**EXERCISE AIM**
Without including any images, reproduce each entry exactly.

**INPUT FOR THIS TASK**

──────

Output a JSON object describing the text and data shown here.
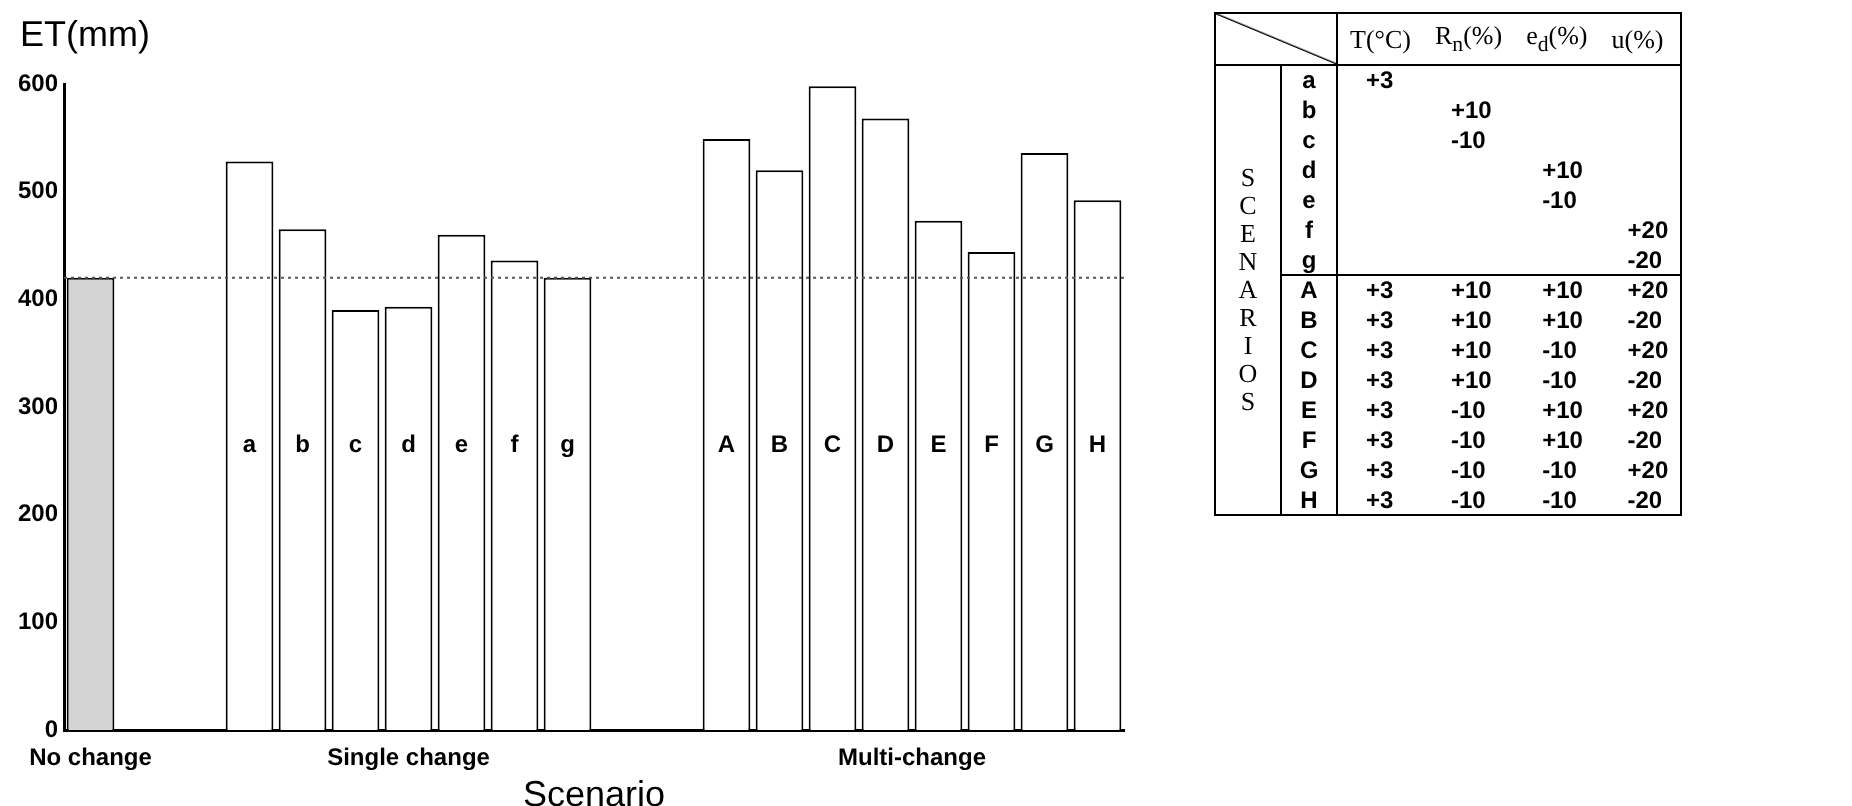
{
  "chart_data": [
    {
      "type": "bar",
      "ylabel": "ET(mm)",
      "xlabel": "Scenario",
      "categories": [
        null,
        null,
        null,
        "a",
        "b",
        "c",
        "d",
        "e",
        "f",
        "g",
        null,
        null,
        "A",
        "B",
        "C",
        "D",
        "E",
        "F",
        "G",
        "H"
      ],
      "values": [
        420,
        null,
        null,
        528,
        465,
        390,
        393,
        460,
        436,
        420,
        null,
        null,
        549,
        520,
        598,
        568,
        473,
        444,
        536,
        492
      ],
      "colors": [
        "#d4d4d4",
        null,
        null,
        "#ffffff",
        "#ffffff",
        "#ffffff",
        "#ffffff",
        "#ffffff",
        "#ffffff",
        "#ffffff",
        null,
        null,
        "#ffffff",
        "#ffffff",
        "#ffffff",
        "#ffffff",
        "#ffffff",
        "#ffffff",
        "#ffffff",
        "#ffffff"
      ],
      "ylim": [
        0,
        600
      ],
      "yticks": [
        0,
        100,
        200,
        300,
        400,
        500,
        600
      ],
      "grid": false,
      "legend": false,
      "ref_lines": [
        {
          "axis": "y",
          "value": 420,
          "line_style": "dotted",
          "color": "#555555"
        }
      ],
      "annotations": [
        "No change",
        "Single change",
        "Multi-change"
      ]
    },
    {
      "type": "other",
      "ylabel": "SCENARIOS",
      "categories": [
        "T(°C)",
        "R$_{n}$(%)",
        "e$_{d}$(%)",
        "u(%)"
      ],
      "y_categories": [
        "a",
        "b",
        "c",
        "d",
        "e",
        "f",
        "g",
        "A",
        "B",
        "C",
        "D",
        "E",
        "F",
        "G",
        "H"
      ],
      "cell_labels": [
        [
          "+3",
          null,
          null,
          null
        ],
        [
          null,
          "+10",
          null,
          null
        ],
        [
          null,
          "-10",
          null,
          null
        ],
        [
          null,
          null,
          "+10",
          null
        ],
        [
          null,
          null,
          "-10",
          null
        ],
        [
          null,
          null,
          null,
          "+20"
        ],
        [
          null,
          null,
          null,
          "-20"
        ],
        [
          "+3",
          "+10",
          "+10",
          "+20"
        ],
        [
          "+3",
          "+10",
          "+10",
          "-20"
        ],
        [
          "+3",
          "+10",
          "-10",
          "+20"
        ],
        [
          "+3",
          "+10",
          "-10",
          "-20"
        ],
        [
          "+3",
          "-10",
          "+10",
          "+20"
        ],
        [
          "+3",
          "-10",
          "+10",
          "-20"
        ],
        [
          "+3",
          "-10",
          "-10",
          "+20"
        ],
        [
          "+3",
          "-10",
          "-10",
          "-20"
        ]
      ]
    }
  ]
}
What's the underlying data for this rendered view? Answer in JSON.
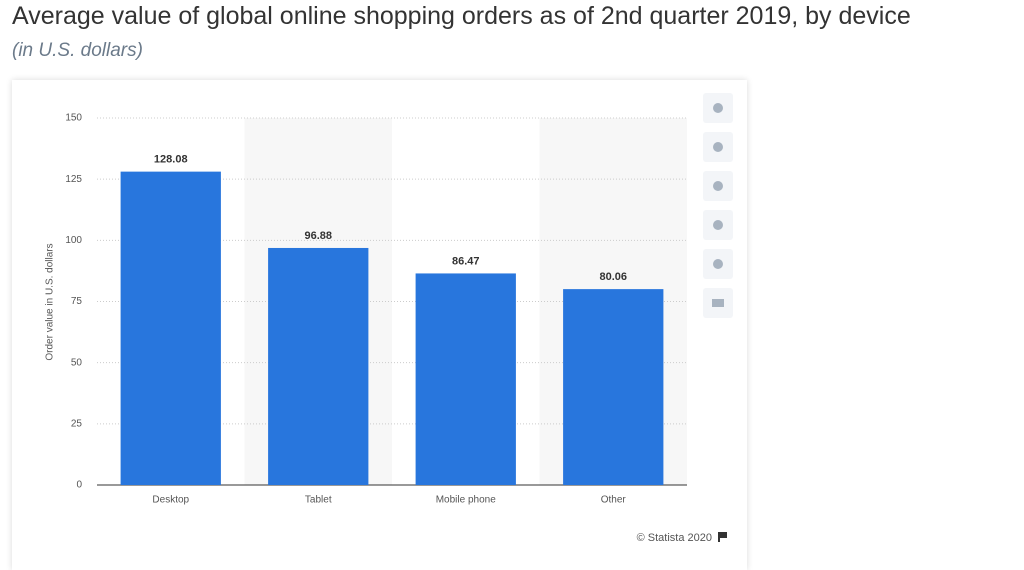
{
  "chart_data": {
    "type": "bar",
    "title": "Average value of global online shopping orders as of 2nd quarter 2019, by device",
    "subtitle": "(in U.S. dollars)",
    "y_label": "Order value in U.S. dollars",
    "categories": [
      "Desktop",
      "Tablet",
      "Mobile phone",
      "Other"
    ],
    "values": [
      128.08,
      96.88,
      86.47,
      80.06
    ],
    "color": "#2876dd",
    "ylim": [
      0,
      150
    ],
    "yticks": [
      0,
      25,
      50,
      75,
      100,
      125,
      150
    ],
    "grid": true,
    "source": "© Statista 2020"
  }
}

──────

**FINISHED TASK**
Output a JSON object describing the text and data shown here.
{
  "chart_data": [
    {
      "type": "bar",
      "ylabel": "ET(mm)",
      "xlabel": "Scenario",
      "categories": [
        null,
        null,
        null,
        "a",
        "b",
        "c",
        "d",
        "e",
        "f",
        "g",
        null,
        null,
        "A",
        "B",
        "C",
        "D",
        "E",
        "F",
        "G",
        "H"
      ],
      "values": [
        420,
        null,
        null,
        528,
        465,
        390,
        393,
        460,
        436,
        420,
        null,
        null,
        549,
        520,
        598,
        568,
        473,
        444,
        536,
        492
      ],
      "colors": [
        "#d4d4d4",
        null,
        null,
        "#ffffff",
        "#ffffff",
        "#ffffff",
        "#ffffff",
        "#ffffff",
        "#ffffff",
        "#ffffff",
        null,
        null,
        "#ffffff",
        "#ffffff",
        "#ffffff",
        "#ffffff",
        "#ffffff",
        "#ffffff",
        "#ffffff",
        "#ffffff"
      ],
      "ylim": [
        0,
        600
      ],
      "yticks": [
        0,
        100,
        200,
        300,
        400,
        500,
        600
      ],
      "grid": false,
      "legend": false,
      "ref_lines": [
        {
          "axis": "y",
          "value": 420,
          "line_style": "dotted",
          "color": "#555555"
        }
      ],
      "annotations": [
        "No change",
        "Single change",
        "Multi-change"
      ]
    },
    {
      "type": "other",
      "ylabel": "SCENARIOS",
      "categories": [
        "T(°C)",
        "R$_{n}$(%)",
        "e$_{d}$(%)",
        "u(%)"
      ],
      "y_categories": [
        "a",
        "b",
        "c",
        "d",
        "e",
        "f",
        "g",
        "A",
        "B",
        "C",
        "D",
        "E",
        "F",
        "G",
        "H"
      ],
      "cell_labels": [
        [
          "+3",
          null,
          null,
          null
        ],
        [
          null,
          "+10",
          null,
          null
        ],
        [
          null,
          "-10",
          null,
          null
        ],
        [
          null,
          null,
          "+10",
          null
        ],
        [
          null,
          null,
          "-10",
          null
        ],
        [
          null,
          null,
          null,
          "+20"
        ],
        [
          null,
          null,
          null,
          "-20"
        ],
        [
          "+3",
          "+10",
          "+10",
          "+20"
        ],
        [
          "+3",
          "+10",
          "+10",
          "-20"
        ],
        [
          "+3",
          "+10",
          "-10",
          "+20"
        ],
        [
          "+3",
          "+10",
          "-10",
          "-20"
        ],
        [
          "+3",
          "-10",
          "+10",
          "+20"
        ],
        [
          "+3",
          "-10",
          "+10",
          "-20"
        ],
        [
          "+3",
          "-10",
          "-10",
          "+20"
        ],
        [
          "+3",
          "-10",
          "-10",
          "-20"
        ]
      ]
    }
  ]
}
What's the underlying data for this rendered view? Answer in JSON.
{
  "chart_data": {
    "type": "bar",
    "title": "Average value of global online shopping orders as of 2nd quarter 2019, by device",
    "subtitle": "(in U.S. dollars)",
    "y_label": "Order value in U.S. dollars",
    "categories": [
      "Desktop",
      "Tablet",
      "Mobile phone",
      "Other"
    ],
    "values": [
      128.08,
      96.88,
      86.47,
      80.06
    ],
    "color": "#2876dd",
    "ylim": [
      0,
      150
    ],
    "yticks": [
      0,
      25,
      50,
      75,
      100,
      125,
      150
    ],
    "grid": true,
    "source": "© Statista 2020"
  }
}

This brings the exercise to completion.